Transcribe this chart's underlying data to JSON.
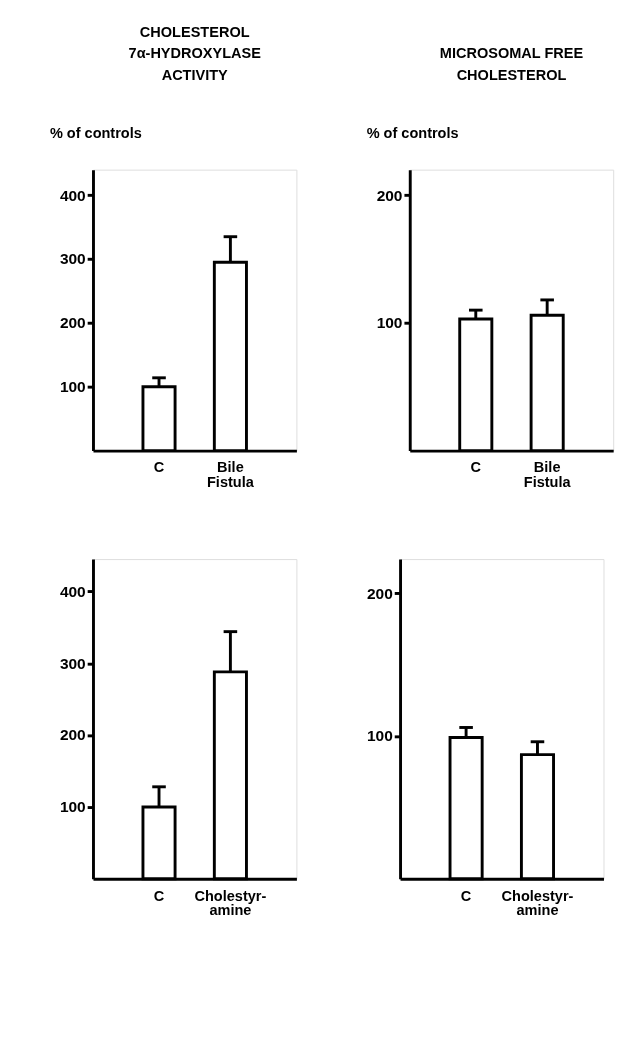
{
  "chart_data": [
    {
      "type": "bar",
      "title": "CHOLESTEROL\n7α-HYDROXYLASE\nACTIVITY",
      "ylabel": "% of controls",
      "categories": [
        "C",
        "Bile\nFistula"
      ],
      "values": [
        100,
        295
      ],
      "errors": [
        [
          100,
          114
        ],
        [
          295,
          335
        ]
      ],
      "color": "#ffffff",
      "ylim": [
        0,
        440
      ],
      "yticks": [
        100,
        200,
        300,
        400
      ],
      "grid": false
    },
    {
      "type": "bar",
      "title": "MICROSOMAL FREE\nCHOLESTEROL",
      "ylabel": "% of controls",
      "categories": [
        "C",
        "Bile\nFistula"
      ],
      "values": [
        103,
        106
      ],
      "errors": [
        [
          103,
          110
        ],
        [
          106,
          118
        ]
      ],
      "color": "#ffffff",
      "ylim": [
        0,
        220
      ],
      "yticks": [
        100,
        200
      ],
      "grid": false
    },
    {
      "type": "bar",
      "categories": [
        "C",
        "Cholestyr-\namine"
      ],
      "values": [
        100,
        288
      ],
      "errors": [
        [
          100,
          128
        ],
        [
          288,
          344
        ]
      ],
      "color": "#ffffff",
      "ylim": [
        0,
        445
      ],
      "yticks": [
        100,
        200,
        300,
        400
      ],
      "grid": false
    },
    {
      "type": "bar",
      "categories": [
        "C",
        "Cholestyr-\namine"
      ],
      "values": [
        99,
        87
      ],
      "errors": [
        [
          99,
          106
        ],
        [
          87,
          96
        ]
      ],
      "color": "#ffffff",
      "ylim": [
        0,
        224
      ],
      "yticks": [
        100,
        200
      ],
      "grid": false
    }
  ]
}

= = =

» **WHAT IS ASKED**
Transcribe the complete set of entries verbatim. No pictures belong in the copy.

» **RESPONSE TO THE TASK**
Transcribe this chart's underlying data to JSON.
{
  "chart_data": [
    {
      "type": "bar",
      "title": "CHOLESTEROL\n7α-HYDROXYLASE\nACTIVITY",
      "ylabel": "% of controls",
      "categories": [
        "C",
        "Bile\nFistula"
      ],
      "values": [
        100,
        295
      ],
      "errors": [
        [
          100,
          114
        ],
        [
          295,
          335
        ]
      ],
      "color": "#ffffff",
      "ylim": [
        0,
        440
      ],
      "yticks": [
        100,
        200,
        300,
        400
      ],
      "grid": false
    },
    {
      "type": "bar",
      "title": "MICROSOMAL FREE\nCHOLESTEROL",
      "ylabel": "% of controls",
      "categories": [
        "C",
        "Bile\nFistula"
      ],
      "values": [
        103,
        106
      ],
      "errors": [
        [
          103,
          110
        ],
        [
          106,
          118
        ]
      ],
      "color": "#ffffff",
      "ylim": [
        0,
        220
      ],
      "yticks": [
        100,
        200
      ],
      "grid": false
    },
    {
      "type": "bar",
      "categories": [
        "C",
        "Cholestyr-\namine"
      ],
      "values": [
        100,
        288
      ],
      "errors": [
        [
          100,
          128
        ],
        [
          288,
          344
        ]
      ],
      "color": "#ffffff",
      "ylim": [
        0,
        445
      ],
      "yticks": [
        100,
        200,
        300,
        400
      ],
      "grid": false
    },
    {
      "type": "bar",
      "categories": [
        "C",
        "Cholestyr-\namine"
      ],
      "values": [
        99,
        87
      ],
      "errors": [
        [
          99,
          106
        ],
        [
          87,
          96
        ]
      ],
      "color": "#ffffff",
      "ylim": [
        0,
        224
      ],
      "yticks": [
        100,
        200
      ],
      "grid": false
    }
  ]
}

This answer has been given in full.